EXERCISES TO COMPLETE:
**1.** Copy the debt markets passage from "While every industry has undergone significant" to "HPS Investment Partners.".
**2.** In the debt markets passage, which concerns does O'Flynn note about how the current market structure might react in another downturn?
--- DOCUMENT PASSAGE Enclosed Below ---
While every industry has undergone significant change over the years and the course of the pandemic, debt markets may have evolved more than most. The recent Milken Global Institute Conference highlighted how these markets have changed and what they might look like in a post-pandemic future.

“The financing industry has changed markedly over the last while,” Aine O’Flynn, Head of Investment Banking Capital Markets at BMO, told the Special Situations in Unusual Times panel. Moderated by William Lee, Chief Economist at the Milken Institute, and  featured Ben Black, Founder, and Managing Partner at Fortinbras Enterprises, Andrew Milgram, Chief Investment Officer of Marblegate Asset Management, and Michael Patterson, Governing Partner at HPS Investment Partners. 

O’Flynn pointed out that before the Global Financial Crisis, the risk unsecured high-yield bonds were typically the most junior debt in a capital structure, particularly for LBO. However, over the past several years, there has been a noticeable shift to second-lien debt and, more recently, “unitranches,” as the risk capital of choice. She said covenant-lite loans – loan agreements with no financial maintenance covenants – were once the exception but are now the rule. While leverage multiples remain fulsome, as valuations have climbed, so has the equity support underlying today’s debt levels.

O’Flynn says she has been giving a lot of thought to these issues lately and how this current market structure might react in another downturn. There are concerns, and she noted: higher leverage, increasingly aggressive terms, tighter pricing, and more investor concentration in some situations.

But, at the same time, the high yield default rate is under 1%, interest rates are still at near-record lows, and capital is abundant. So, while there aren’t any obvious signs of distress, “the one thing I know for sure is that the rate of change of everything is accelerating,” she said. “What we don’t know is what re-regulation is going to do? What about ESG and technological disruption? How are these thematic issues going to impact the entire investment complex? How do we get ready for that?”

There’s no clear answer to those questions, O’Flynn told the panel. However, the best thing that investors and industry players can do is to think outside the box and consider all the possibilities. “We need to have the sharpest expertise in credit and capital, but we also need to be acutely aware of what’s going on in the innovation front,” she said. “We have to have our eyes wide open and be on top of our game to navigate through that next downturn.”  

People must also be more forward-thinking and consider more than just the creditworthiness of these companies. “At least for us, we have to really think expansively about how we’re going to tackle a bunch of these thematic issues that can and likely will come out of the blue and disrupt the status quo,” she said. 

BMO’s adapted to the shifting debt landscape, in part, by participating in the direct lending market through a partnership with Oak Hill Advisors, said O’Flynn. “We can now provide a complete one-stop financing solution,” she explained. “We can offer clients everything from the traditional syndicated product to a private debt solution with unitranches and direct second liens – it’s something that’s working very well for us.”
--- End of Enclosed DOCUMENT PASSAGE ---
--- GIVEN DATA Enclosed Below ---
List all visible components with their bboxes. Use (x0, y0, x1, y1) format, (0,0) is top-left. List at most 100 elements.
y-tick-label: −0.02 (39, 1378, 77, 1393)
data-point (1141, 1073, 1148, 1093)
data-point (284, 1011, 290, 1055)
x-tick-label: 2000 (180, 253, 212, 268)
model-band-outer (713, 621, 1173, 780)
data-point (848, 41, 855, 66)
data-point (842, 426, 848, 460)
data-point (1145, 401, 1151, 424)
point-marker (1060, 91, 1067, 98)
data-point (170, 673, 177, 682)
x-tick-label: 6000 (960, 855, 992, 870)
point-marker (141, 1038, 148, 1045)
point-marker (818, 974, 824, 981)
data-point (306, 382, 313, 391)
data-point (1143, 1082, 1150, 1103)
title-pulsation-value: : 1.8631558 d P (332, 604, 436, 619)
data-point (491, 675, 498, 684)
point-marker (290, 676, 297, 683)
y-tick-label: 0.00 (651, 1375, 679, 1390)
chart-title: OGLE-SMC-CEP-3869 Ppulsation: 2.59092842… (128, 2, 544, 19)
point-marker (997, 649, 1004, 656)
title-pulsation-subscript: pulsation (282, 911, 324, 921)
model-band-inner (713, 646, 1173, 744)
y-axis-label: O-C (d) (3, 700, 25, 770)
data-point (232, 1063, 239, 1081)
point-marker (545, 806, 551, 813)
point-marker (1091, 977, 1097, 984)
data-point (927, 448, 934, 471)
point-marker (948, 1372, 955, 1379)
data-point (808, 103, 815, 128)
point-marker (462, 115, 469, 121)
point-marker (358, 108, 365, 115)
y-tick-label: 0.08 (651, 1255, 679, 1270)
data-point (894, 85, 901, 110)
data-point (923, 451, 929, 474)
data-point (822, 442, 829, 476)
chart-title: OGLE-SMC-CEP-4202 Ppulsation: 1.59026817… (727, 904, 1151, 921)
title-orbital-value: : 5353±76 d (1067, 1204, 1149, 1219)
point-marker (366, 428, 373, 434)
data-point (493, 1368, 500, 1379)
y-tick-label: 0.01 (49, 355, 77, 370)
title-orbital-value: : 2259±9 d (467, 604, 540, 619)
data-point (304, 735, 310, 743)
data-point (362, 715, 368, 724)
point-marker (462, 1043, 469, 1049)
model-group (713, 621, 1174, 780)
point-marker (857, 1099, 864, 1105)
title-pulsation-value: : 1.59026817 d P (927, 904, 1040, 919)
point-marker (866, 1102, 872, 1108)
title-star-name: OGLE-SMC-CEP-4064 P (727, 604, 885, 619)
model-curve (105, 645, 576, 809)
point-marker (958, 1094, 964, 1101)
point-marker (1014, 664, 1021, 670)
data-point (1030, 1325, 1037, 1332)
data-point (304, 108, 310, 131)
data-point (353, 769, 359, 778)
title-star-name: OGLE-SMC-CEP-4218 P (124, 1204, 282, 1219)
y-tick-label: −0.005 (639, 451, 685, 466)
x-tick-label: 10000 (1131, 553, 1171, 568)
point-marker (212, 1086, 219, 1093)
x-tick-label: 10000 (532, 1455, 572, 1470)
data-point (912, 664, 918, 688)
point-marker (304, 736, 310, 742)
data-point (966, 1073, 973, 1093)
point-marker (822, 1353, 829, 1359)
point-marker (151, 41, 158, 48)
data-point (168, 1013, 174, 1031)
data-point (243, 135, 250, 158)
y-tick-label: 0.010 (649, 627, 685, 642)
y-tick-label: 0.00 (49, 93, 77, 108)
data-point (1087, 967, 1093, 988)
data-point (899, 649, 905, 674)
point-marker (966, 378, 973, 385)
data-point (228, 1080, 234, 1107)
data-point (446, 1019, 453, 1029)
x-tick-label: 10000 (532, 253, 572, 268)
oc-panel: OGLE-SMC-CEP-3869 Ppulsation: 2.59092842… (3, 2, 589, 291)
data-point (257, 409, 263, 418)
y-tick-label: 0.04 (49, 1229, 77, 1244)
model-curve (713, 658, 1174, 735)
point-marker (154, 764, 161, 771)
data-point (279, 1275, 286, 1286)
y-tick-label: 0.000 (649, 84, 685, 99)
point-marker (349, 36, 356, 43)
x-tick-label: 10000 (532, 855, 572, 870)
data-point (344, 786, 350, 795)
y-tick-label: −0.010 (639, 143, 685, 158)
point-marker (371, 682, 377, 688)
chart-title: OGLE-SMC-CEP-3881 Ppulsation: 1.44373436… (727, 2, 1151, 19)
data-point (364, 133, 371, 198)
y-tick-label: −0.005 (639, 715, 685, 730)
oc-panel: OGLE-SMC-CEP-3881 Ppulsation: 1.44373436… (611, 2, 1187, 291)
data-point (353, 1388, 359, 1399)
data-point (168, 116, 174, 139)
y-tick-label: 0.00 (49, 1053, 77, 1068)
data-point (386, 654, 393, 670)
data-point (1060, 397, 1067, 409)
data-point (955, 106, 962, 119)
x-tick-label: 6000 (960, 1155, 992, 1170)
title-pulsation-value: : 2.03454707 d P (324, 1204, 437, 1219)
--- End of Enclosed GIVEN DATA ---
ANSWERS TO THE PROBLEMS:
**1.**
While every industry has undergone significant change over the years and the course of the pandemic, debt markets may have evolved more than most. The recent Milken Global Institute Conference highlighted how these markets have changed and what they might look like in a post-pandemic future.

“The financing industry has changed markedly over the last while,” Aine O’Flynn, Head of Investment Banking Capital Markets at BMO, told the Special Situations in Unusual Times panel. Moderated by William Lee, Chief Economist at the Milken Institute, and  featured Ben Black, Founder, and Managing Partner at Fortinbras Enterprises, Andrew Milgram, Chief Investment Officer of Marblegate Asset Management, and Michael Patterson, Governing Partner at HPS Investment Partners.

**2.**
- Higher leverage
- Increasingly aggressive terms
- Tighter pricing
- More investor concentration in some situations